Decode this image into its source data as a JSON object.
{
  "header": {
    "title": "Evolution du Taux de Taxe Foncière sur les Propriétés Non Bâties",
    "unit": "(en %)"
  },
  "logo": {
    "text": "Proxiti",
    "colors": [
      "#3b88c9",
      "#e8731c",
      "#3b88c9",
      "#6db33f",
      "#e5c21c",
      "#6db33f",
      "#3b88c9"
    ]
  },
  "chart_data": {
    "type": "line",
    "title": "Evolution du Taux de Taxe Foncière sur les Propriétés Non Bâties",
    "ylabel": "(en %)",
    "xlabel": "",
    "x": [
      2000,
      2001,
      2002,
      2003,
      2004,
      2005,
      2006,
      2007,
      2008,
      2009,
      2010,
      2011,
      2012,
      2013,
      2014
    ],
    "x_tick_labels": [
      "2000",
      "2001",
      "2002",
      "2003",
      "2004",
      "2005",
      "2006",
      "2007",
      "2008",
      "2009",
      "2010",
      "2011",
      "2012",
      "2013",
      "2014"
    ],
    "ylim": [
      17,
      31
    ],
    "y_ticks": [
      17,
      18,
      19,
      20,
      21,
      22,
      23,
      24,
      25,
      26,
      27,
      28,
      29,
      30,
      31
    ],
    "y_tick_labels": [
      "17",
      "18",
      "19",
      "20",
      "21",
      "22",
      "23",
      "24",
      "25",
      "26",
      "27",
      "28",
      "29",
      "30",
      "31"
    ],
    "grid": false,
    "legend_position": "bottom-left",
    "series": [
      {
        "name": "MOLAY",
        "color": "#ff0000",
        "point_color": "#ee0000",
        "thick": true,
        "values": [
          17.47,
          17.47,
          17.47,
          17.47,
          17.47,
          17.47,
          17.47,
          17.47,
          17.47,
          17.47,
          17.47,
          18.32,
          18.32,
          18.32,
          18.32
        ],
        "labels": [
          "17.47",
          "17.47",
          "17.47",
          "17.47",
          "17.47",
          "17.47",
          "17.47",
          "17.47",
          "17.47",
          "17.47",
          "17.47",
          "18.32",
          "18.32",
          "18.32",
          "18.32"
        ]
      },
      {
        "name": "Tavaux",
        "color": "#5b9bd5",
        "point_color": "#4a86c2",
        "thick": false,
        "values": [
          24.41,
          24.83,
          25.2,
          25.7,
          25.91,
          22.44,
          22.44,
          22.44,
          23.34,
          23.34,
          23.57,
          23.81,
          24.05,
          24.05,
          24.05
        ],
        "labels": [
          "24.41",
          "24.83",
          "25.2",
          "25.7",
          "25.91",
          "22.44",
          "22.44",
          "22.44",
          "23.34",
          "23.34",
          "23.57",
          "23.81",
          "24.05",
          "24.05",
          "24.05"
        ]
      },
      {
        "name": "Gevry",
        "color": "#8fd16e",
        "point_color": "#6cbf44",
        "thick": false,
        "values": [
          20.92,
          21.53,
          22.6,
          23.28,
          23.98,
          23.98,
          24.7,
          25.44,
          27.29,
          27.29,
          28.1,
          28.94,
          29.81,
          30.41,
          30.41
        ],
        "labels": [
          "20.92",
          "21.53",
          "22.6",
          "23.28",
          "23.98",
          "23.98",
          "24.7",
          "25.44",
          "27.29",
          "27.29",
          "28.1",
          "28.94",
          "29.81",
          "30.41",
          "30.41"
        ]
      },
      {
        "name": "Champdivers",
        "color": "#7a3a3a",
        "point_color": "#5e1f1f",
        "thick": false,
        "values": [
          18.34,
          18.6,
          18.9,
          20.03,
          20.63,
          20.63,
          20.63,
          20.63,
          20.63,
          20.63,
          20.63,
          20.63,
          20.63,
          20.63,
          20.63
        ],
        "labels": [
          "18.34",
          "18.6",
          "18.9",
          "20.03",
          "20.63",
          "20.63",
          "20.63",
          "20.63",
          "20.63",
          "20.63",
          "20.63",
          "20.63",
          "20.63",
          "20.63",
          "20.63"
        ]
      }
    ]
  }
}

◇ ◇ ◇ ◇ ◇

*Problem details:* Nothing should be changed: write out all of the data as is.

*Answer to the task:*
Decode this image into its source data as a JSON object.
{
  "header": {
    "title": "Evolution du Taux de Taxe Foncière sur les Propriétés Non Bâties",
    "unit": "(en %)"
  },
  "logo": {
    "text": "Proxiti",
    "colors": [
      "#3b88c9",
      "#e8731c",
      "#3b88c9",
      "#6db33f",
      "#e5c21c",
      "#6db33f",
      "#3b88c9"
    ]
  },
  "chart_data": {
    "type": "line",
    "title": "Evolution du Taux de Taxe Foncière sur les Propriétés Non Bâties",
    "ylabel": "(en %)",
    "xlabel": "",
    "x": [
      2000,
      2001,
      2002,
      2003,
      2004,
      2005,
      2006,
      2007,
      2008,
      2009,
      2010,
      2011,
      2012,
      2013,
      2014
    ],
    "x_tick_labels": [
      "2000",
      "2001",
      "2002",
      "2003",
      "2004",
      "2005",
      "2006",
      "2007",
      "2008",
      "2009",
      "2010",
      "2011",
      "2012",
      "2013",
      "2014"
    ],
    "ylim": [
      17,
      31
    ],
    "y_ticks": [
      17,
      18,
      19,
      20,
      21,
      22,
      23,
      24,
      25,
      26,
      27,
      28,
      29,
      30,
      31
    ],
    "y_tick_labels": [
      "17",
      "18",
      "19",
      "20",
      "21",
      "22",
      "23",
      "24",
      "25",
      "26",
      "27",
      "28",
      "29",
      "30",
      "31"
    ],
    "grid": false,
    "legend_position": "bottom-left",
    "series": [
      {
        "name": "MOLAY",
        "color": "#ff0000",
        "point_color": "#ee0000",
        "thick": true,
        "values": [
          17.47,
          17.47,
          17.47,
          17.47,
          17.47,
          17.47,
          17.47,
          17.47,
          17.47,
          17.47,
          17.47,
          18.32,
          18.32,
          18.32,
          18.32
        ],
        "labels": [
          "17.47",
          "17.47",
          "17.47",
          "17.47",
          "17.47",
          "17.47",
          "17.47",
          "17.47",
          "17.47",
          "17.47",
          "17.47",
          "18.32",
          "18.32",
          "18.32",
          "18.32"
        ]
      },
      {
        "name": "Tavaux",
        "color": "#5b9bd5",
        "point_color": "#4a86c2",
        "thick": false,
        "values": [
          24.41,
          24.83,
          25.2,
          25.7,
          25.91,
          22.44,
          22.44,
          22.44,
          23.34,
          23.34,
          23.57,
          23.81,
          24.05,
          24.05,
          24.05
        ],
        "labels": [
          "24.41",
          "24.83",
          "25.2",
          "25.7",
          "25.91",
          "22.44",
          "22.44",
          "22.44",
          "23.34",
          "23.34",
          "23.57",
          "23.81",
          "24.05",
          "24.05",
          "24.05"
        ]
      },
      {
        "name": "Gevry",
        "color": "#8fd16e",
        "point_color": "#6cbf44",
        "thick": false,
        "values": [
          20.92,
          21.53,
          22.6,
          23.28,
          23.98,
          23.98,
          24.7,
          25.44,
          27.29,
          27.29,
          28.1,
          28.94,
          29.81,
          30.41,
          30.41
        ],
        "labels": [
          "20.92",
          "21.53",
          "22.6",
          "23.28",
          "23.98",
          "23.98",
          "24.7",
          "25.44",
          "27.29",
          "27.29",
          "28.1",
          "28.94",
          "29.81",
          "30.41",
          "30.41"
        ]
      },
      {
        "name": "Champdivers",
        "color": "#7a3a3a",
        "point_color": "#5e1f1f",
        "thick": false,
        "values": [
          18.34,
          18.6,
          18.9,
          20.03,
          20.63,
          20.63,
          20.63,
          20.63,
          20.63,
          20.63,
          20.63,
          20.63,
          20.63,
          20.63,
          20.63
        ],
        "labels": [
          "18.34",
          "18.6",
          "18.9",
          "20.03",
          "20.63",
          "20.63",
          "20.63",
          "20.63",
          "20.63",
          "20.63",
          "20.63",
          "20.63",
          "20.63",
          "20.63",
          "20.63"
        ]
      }
    ]
  }
}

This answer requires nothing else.